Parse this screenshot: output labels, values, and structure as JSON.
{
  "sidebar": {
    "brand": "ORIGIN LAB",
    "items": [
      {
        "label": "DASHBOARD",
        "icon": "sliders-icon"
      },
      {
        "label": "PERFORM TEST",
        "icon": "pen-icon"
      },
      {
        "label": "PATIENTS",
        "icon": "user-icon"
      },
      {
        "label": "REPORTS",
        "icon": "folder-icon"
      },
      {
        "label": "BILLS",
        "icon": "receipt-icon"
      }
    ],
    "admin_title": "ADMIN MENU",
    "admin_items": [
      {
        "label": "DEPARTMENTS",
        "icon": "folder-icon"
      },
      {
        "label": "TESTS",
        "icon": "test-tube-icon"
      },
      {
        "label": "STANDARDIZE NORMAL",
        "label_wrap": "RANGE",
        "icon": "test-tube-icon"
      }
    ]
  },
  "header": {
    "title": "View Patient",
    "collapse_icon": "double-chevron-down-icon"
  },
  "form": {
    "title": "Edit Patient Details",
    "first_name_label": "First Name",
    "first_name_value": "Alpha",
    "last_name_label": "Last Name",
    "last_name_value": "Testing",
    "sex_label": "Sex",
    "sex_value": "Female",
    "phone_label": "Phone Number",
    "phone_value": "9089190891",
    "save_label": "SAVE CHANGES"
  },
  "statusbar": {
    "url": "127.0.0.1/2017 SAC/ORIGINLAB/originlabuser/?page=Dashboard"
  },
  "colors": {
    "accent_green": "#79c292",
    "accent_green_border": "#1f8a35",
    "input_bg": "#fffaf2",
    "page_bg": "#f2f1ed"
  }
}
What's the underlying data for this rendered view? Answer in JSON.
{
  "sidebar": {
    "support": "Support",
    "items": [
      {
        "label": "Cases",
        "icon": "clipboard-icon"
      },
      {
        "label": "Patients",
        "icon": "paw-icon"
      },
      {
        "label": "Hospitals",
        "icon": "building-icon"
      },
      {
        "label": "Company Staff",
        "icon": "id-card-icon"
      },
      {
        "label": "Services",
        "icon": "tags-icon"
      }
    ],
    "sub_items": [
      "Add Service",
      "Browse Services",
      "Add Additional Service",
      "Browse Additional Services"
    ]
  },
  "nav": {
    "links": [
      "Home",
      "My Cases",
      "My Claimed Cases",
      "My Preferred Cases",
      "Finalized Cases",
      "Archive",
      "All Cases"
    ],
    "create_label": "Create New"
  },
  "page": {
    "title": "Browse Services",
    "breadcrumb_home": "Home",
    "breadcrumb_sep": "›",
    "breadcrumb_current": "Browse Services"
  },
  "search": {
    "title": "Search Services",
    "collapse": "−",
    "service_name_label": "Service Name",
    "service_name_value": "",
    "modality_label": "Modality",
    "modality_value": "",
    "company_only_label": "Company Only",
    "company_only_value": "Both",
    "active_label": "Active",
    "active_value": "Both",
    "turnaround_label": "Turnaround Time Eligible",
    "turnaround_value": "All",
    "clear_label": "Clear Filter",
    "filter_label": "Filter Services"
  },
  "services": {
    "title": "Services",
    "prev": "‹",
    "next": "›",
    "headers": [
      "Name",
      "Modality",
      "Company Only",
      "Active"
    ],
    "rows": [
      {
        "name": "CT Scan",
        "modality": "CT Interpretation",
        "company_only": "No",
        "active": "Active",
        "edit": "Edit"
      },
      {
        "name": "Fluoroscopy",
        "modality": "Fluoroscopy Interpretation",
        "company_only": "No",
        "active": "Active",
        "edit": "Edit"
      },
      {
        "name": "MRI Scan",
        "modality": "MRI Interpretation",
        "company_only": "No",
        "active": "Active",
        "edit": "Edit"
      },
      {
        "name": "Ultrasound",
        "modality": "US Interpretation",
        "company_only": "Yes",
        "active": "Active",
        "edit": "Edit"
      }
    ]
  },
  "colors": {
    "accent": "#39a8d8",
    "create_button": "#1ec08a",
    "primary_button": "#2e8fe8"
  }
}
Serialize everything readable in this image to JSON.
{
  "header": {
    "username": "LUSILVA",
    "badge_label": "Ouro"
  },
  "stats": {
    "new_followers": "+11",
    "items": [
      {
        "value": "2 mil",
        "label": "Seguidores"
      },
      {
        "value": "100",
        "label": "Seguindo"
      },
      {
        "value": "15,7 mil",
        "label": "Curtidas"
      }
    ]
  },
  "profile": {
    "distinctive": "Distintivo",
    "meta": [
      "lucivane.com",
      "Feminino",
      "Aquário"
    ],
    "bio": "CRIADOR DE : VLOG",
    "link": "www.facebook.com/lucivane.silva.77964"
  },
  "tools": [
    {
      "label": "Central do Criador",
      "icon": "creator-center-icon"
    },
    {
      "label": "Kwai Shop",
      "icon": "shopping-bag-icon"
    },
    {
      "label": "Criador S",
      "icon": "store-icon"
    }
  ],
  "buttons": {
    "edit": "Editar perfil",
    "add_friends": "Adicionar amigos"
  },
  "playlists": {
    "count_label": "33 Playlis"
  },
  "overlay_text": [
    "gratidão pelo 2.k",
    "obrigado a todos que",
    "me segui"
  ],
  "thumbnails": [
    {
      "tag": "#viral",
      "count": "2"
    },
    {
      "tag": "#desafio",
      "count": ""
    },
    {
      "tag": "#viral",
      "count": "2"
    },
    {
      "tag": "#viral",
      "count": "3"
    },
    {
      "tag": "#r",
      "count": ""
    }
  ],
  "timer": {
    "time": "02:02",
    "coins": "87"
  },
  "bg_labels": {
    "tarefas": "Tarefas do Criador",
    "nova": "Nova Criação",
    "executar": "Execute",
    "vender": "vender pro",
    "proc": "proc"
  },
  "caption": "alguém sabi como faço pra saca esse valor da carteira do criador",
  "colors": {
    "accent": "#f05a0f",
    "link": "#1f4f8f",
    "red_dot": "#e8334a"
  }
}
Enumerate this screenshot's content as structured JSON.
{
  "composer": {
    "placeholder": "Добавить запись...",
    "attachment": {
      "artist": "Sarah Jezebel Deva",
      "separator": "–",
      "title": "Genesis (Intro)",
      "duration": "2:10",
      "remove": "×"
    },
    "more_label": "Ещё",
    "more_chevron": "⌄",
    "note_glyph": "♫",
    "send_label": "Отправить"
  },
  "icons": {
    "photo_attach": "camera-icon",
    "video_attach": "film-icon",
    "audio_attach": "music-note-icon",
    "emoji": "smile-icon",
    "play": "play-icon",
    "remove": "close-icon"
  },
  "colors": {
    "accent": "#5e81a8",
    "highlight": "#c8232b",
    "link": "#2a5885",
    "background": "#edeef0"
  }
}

※

The whole listing above needs to be reproduced exactly.

| Response for this exercise |
Parse this screenshot: output labels, values, and structure as JSON.
{
  "sidebar": {
    "brand": "ORIGIN LAB",
    "items": [
      {
        "label": "DASHBOARD",
        "icon": "sliders-icon"
      },
      {
        "label": "PERFORM TEST",
        "icon": "pen-icon"
      },
      {
        "label": "PATIENTS",
        "icon": "user-icon"
      },
      {
        "label": "REPORTS",
        "icon": "folder-icon"
      },
      {
        "label": "BILLS",
        "icon": "receipt-icon"
      }
    ],
    "admin_title": "ADMIN MENU",
    "admin_items": [
      {
        "label": "DEPARTMENTS",
        "icon": "folder-icon"
      },
      {
        "label": "TESTS",
        "icon": "test-tube-icon"
      },
      {
        "label": "STANDARDIZE NORMAL",
        "label_wrap": "RANGE",
        "icon": "test-tube-icon"
      }
    ]
  },
  "header": {
    "title": "View Patient",
    "collapse_icon": "double-chevron-down-icon"
  },
  "form": {
    "title": "Edit Patient Details",
    "first_name_label": "First Name",
    "first_name_value": "Alpha",
    "last_name_label": "Last Name",
    "last_name_value": "Testing",
    "sex_label": "Sex",
    "sex_value": "Female",
    "phone_label": "Phone Number",
    "phone_value": "9089190891",
    "save_label": "SAVE CHANGES"
  },
  "statusbar": {
    "url": "127.0.0.1/2017 SAC/ORIGINLAB/originlabuser/?page=Dashboard"
  },
  "colors": {
    "accent_green": "#79c292",
    "accent_green_border": "#1f8a35",
    "input_bg": "#fffaf2",
    "page_bg": "#f2f1ed"
  }
}
What's the underlying data for this rendered view? Answer in JSON.
{
  "sidebar": {
    "support": "Support",
    "items": [
      {
        "label": "Cases",
        "icon": "clipboard-icon"
      },
      {
        "label": "Patients",
        "icon": "paw-icon"
      },
      {
        "label": "Hospitals",
        "icon": "building-icon"
      },
      {
        "label": "Company Staff",
        "icon": "id-card-icon"
      },
      {
        "label": "Services",
        "icon": "tags-icon"
      }
    ],
    "sub_items": [
      "Add Service",
      "Browse Services",
      "Add Additional Service",
      "Browse Additional Services"
    ]
  },
  "nav": {
    "links": [
      "Home",
      "My Cases",
      "My Claimed Cases",
      "My Preferred Cases",
      "Finalized Cases",
      "Archive",
      "All Cases"
    ],
    "create_label": "Create New"
  },
  "page": {
    "title": "Browse Services",
    "breadcrumb_home": "Home",
    "breadcrumb_sep": "›",
    "breadcrumb_current": "Browse Services"
  },
  "search": {
    "title": "Search Services",
    "collapse": "−",
    "service_name_label": "Service Name",
    "service_name_value": "",
    "modality_label": "Modality",
    "modality_value": "",
    "company_only_label": "Company Only",
    "company_only_value": "Both",
    "active_label": "Active",
    "active_value": "Both",
    "turnaround_label": "Turnaround Time Eligible",
    "turnaround_value": "All",
    "clear_label": "Clear Filter",
    "filter_label": "Filter Services"
  },
  "services": {
    "title": "Services",
    "prev": "‹",
    "next": "›",
    "headers": [
      "Name",
      "Modality",
      "Company Only",
      "Active"
    ],
    "rows": [
      {
        "name": "CT Scan",
        "modality": "CT Interpretation",
        "company_only": "No",
        "active": "Active",
        "edit": "Edit"
      },
      {
        "name": "Fluoroscopy",
        "modality": "Fluoroscopy Interpretation",
        "company_only": "No",
        "active": "Active",
        "edit": "Edit"
      },
      {
        "name": "MRI Scan",
        "modality": "MRI Interpretation",
        "company_only": "No",
        "active": "Active",
        "edit": "Edit"
      },
      {
        "name": "Ultrasound",
        "modality": "US Interpretation",
        "company_only": "Yes",
        "active": "Active",
        "edit": "Edit"
      }
    ]
  },
  "colors": {
    "accent": "#39a8d8",
    "create_button": "#1ec08a",
    "primary_button": "#2e8fe8"
  }
}
Serialize everything readable in this image to JSON.
{
  "header": {
    "username": "LUSILVA",
    "badge_label": "Ouro"
  },
  "stats": {
    "new_followers": "+11",
    "items": [
      {
        "value": "2 mil",
        "label": "Seguidores"
      },
      {
        "value": "100",
        "label": "Seguindo"
      },
      {
        "value": "15,7 mil",
        "label": "Curtidas"
      }
    ]
  },
  "profile": {
    "distinctive": "Distintivo",
    "meta": [
      "lucivane.com",
      "Feminino",
      "Aquário"
    ],
    "bio": "CRIADOR DE : VLOG",
    "link": "www.facebook.com/lucivane.silva.77964"
  },
  "tools": [
    {
      "label": "Central do Criador",
      "icon": "creator-center-icon"
    },
    {
      "label": "Kwai Shop",
      "icon": "shopping-bag-icon"
    },
    {
      "label": "Criador S",
      "icon": "store-icon"
    }
  ],
  "buttons": {
    "edit": "Editar perfil",
    "add_friends": "Adicionar amigos"
  },
  "playlists": {
    "count_label": "33 Playlis"
  },
  "overlay_text": [
    "gratidão pelo 2.k",
    "obrigado a todos que",
    "me segui"
  ],
  "thumbnails": [
    {
      "tag": "#viral",
      "count": "2"
    },
    {
      "tag": "#desafio",
      "count": ""
    },
    {
      "tag": "#viral",
      "count": "2"
    },
    {
      "tag": "#viral",
      "count": "3"
    },
    {
      "tag": "#r",
      "count": ""
    }
  ],
  "timer": {
    "time": "02:02",
    "coins": "87"
  },
  "bg_labels": {
    "tarefas": "Tarefas do Criador",
    "nova": "Nova Criação",
    "executar": "Execute",
    "vender": "vender pro",
    "proc": "proc"
  },
  "caption": "alguém sabi como faço pra saca esse valor da carteira do criador",
  "colors": {
    "accent": "#f05a0f",
    "link": "#1f4f8f",
    "red_dot": "#e8334a"
  }
}
Enumerate this screenshot's content as structured JSON.
{
  "composer": {
    "placeholder": "Добавить запись...",
    "attachment": {
      "artist": "Sarah Jezebel Deva",
      "separator": "–",
      "title": "Genesis (Intro)",
      "duration": "2:10",
      "remove": "×"
    },
    "more_label": "Ещё",
    "more_chevron": "⌄",
    "note_glyph": "♫",
    "send_label": "Отправить"
  },
  "icons": {
    "photo_attach": "camera-icon",
    "video_attach": "film-icon",
    "audio_attach": "music-note-icon",
    "emoji": "smile-icon",
    "play": "play-icon",
    "remove": "close-icon"
  },
  "colors": {
    "accent": "#5e81a8",
    "highlight": "#c8232b",
    "link": "#2a5885",
    "background": "#edeef0"
  }
}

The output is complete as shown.